## begin DATA ROWS

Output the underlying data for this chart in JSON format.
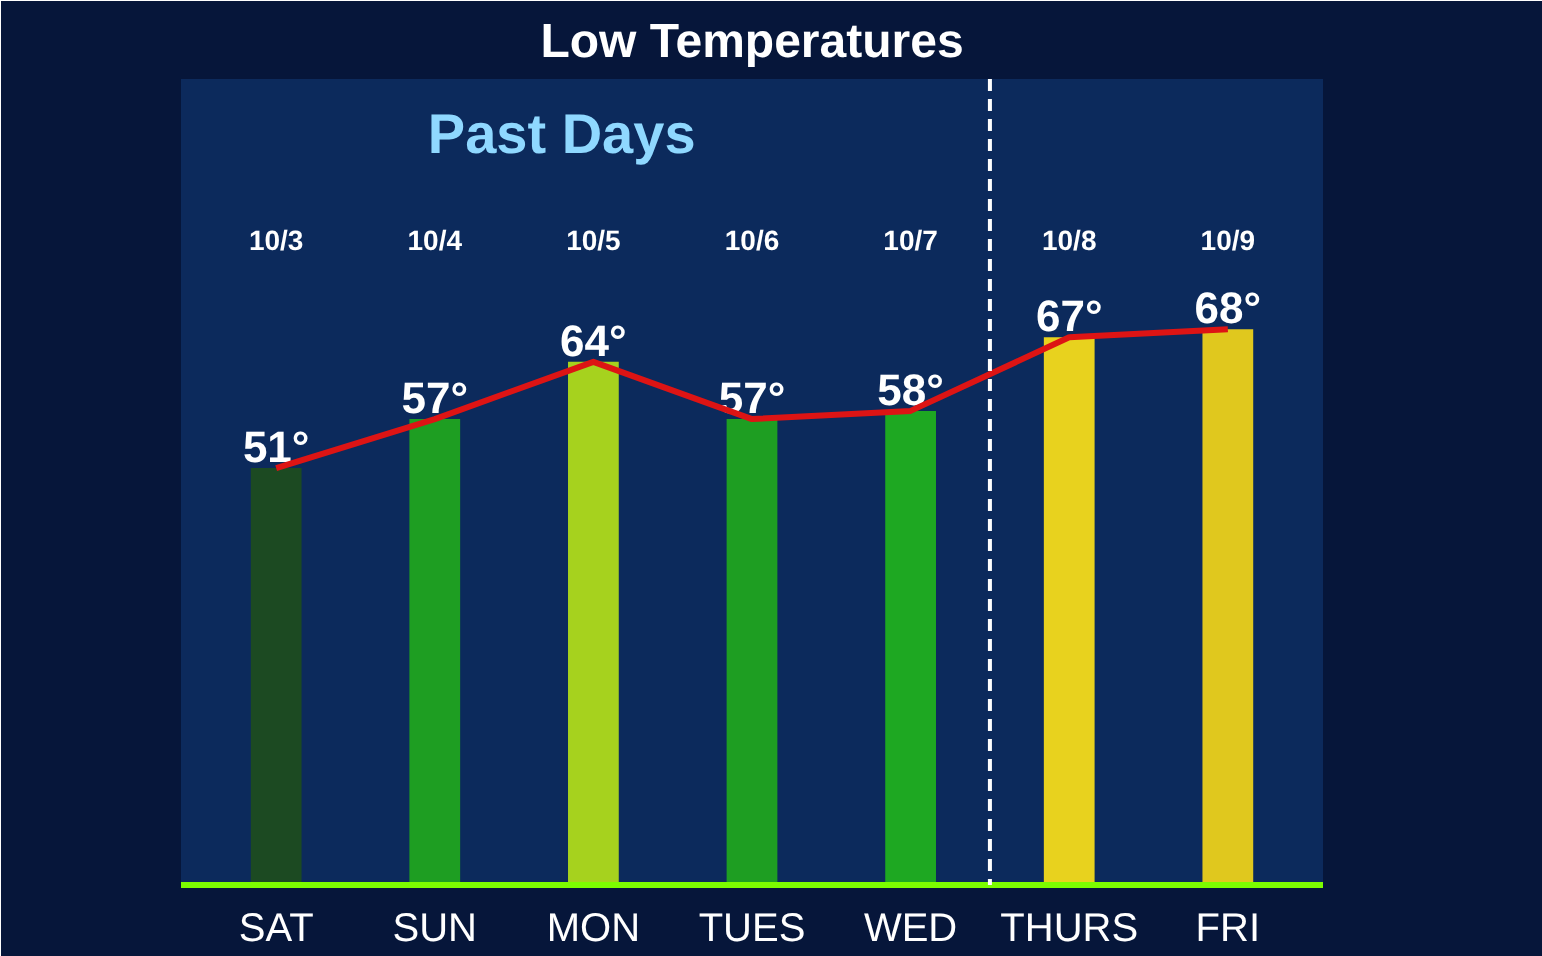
{
  "chart_data": {
    "type": "bar",
    "title": "Low Temperatures",
    "subtitle": "Past Days",
    "categories": [
      "SAT",
      "SUN",
      "MON",
      "TUES",
      "WED",
      "THURS",
      "FRI"
    ],
    "series": [
      {
        "values": [
          51,
          57,
          64,
          57,
          58,
          67,
          68
        ],
        "colors": [
          "#1c4a22",
          "#1e9e22",
          "#a6d21e",
          "#1e9e22",
          "#1ea822",
          "#e8d21e",
          "#e0c81e"
        ],
        "value_labels": [
          "51°",
          "57°",
          "64°",
          "57°",
          "58°",
          "67°",
          "68°"
        ]
      },
      {
        "type": "line",
        "color": "#dd1414",
        "values": [
          51,
          57,
          64,
          57,
          58,
          67,
          68
        ]
      }
    ],
    "annotations": [
      "10/3",
      "10/4",
      "10/5",
      "10/6",
      "10/7",
      "10/8",
      "10/9"
    ],
    "grid": false,
    "tick_labels": "x"
  }
}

## end DATA ROWS

> _GIVEN EXERCISE_
Reproduce all entries without any change, and omit the pictures.

> _FINAL ANSWER_
Output the underlying data for this chart in JSON format.
{
  "chart_data": {
    "type": "bar",
    "title": "Low Temperatures",
    "subtitle": "Past Days",
    "categories": [
      "SAT",
      "SUN",
      "MON",
      "TUES",
      "WED",
      "THURS",
      "FRI"
    ],
    "series": [
      {
        "values": [
          51,
          57,
          64,
          57,
          58,
          67,
          68
        ],
        "colors": [
          "#1c4a22",
          "#1e9e22",
          "#a6d21e",
          "#1e9e22",
          "#1ea822",
          "#e8d21e",
          "#e0c81e"
        ],
        "value_labels": [
          "51°",
          "57°",
          "64°",
          "57°",
          "58°",
          "67°",
          "68°"
        ]
      },
      {
        "type": "line",
        "color": "#dd1414",
        "values": [
          51,
          57,
          64,
          57,
          58,
          67,
          68
        ]
      }
    ],
    "annotations": [
      "10/3",
      "10/4",
      "10/5",
      "10/6",
      "10/7",
      "10/8",
      "10/9"
    ],
    "grid": false,
    "tick_labels": "x"
  }
}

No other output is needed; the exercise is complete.